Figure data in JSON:
<<<<
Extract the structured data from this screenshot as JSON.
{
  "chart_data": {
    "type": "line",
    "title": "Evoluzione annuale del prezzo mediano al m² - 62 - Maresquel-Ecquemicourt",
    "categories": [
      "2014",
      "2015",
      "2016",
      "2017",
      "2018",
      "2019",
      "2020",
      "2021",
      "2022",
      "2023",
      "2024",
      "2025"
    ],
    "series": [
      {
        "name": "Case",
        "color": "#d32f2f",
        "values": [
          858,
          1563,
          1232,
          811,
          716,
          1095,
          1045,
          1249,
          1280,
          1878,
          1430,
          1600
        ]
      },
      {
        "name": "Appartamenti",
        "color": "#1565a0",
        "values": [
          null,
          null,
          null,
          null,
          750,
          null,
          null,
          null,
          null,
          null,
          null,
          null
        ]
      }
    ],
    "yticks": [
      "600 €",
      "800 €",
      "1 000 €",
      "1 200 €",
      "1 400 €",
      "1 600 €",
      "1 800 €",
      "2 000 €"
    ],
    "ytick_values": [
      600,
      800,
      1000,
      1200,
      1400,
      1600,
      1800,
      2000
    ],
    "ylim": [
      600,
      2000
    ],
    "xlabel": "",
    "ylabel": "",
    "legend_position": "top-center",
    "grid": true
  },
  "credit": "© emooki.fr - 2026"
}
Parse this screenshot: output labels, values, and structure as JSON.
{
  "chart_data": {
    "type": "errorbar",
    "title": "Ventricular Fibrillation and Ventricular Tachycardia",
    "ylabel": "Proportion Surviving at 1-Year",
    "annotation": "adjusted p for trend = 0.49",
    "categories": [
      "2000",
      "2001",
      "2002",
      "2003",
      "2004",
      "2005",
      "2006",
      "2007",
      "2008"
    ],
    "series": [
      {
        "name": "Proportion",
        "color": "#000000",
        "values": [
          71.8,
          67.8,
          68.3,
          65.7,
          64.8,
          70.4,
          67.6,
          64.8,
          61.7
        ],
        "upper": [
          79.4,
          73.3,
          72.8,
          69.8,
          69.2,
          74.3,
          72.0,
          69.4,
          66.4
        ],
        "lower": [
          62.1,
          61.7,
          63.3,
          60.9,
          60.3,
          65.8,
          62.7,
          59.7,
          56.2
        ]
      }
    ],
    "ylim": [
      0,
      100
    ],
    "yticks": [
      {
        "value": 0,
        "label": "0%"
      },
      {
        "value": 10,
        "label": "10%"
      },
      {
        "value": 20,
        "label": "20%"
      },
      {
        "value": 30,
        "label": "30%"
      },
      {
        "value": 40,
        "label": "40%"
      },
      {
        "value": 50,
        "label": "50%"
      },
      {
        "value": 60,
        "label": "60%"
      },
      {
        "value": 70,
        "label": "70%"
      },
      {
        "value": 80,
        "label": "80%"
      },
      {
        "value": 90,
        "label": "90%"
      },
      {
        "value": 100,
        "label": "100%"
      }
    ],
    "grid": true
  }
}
>>>>
* **WHAT YOU WILL DO**
Whichever lines contain the string "title", select and copy them.

* **IN RESPONSE**
    "title": "Evoluzione annuale del prezzo mediano al m² - 62 - Maresquel-Ecquemicourt",
    "title": "Ventricular Fibrillation and Ventricular Tachycardia",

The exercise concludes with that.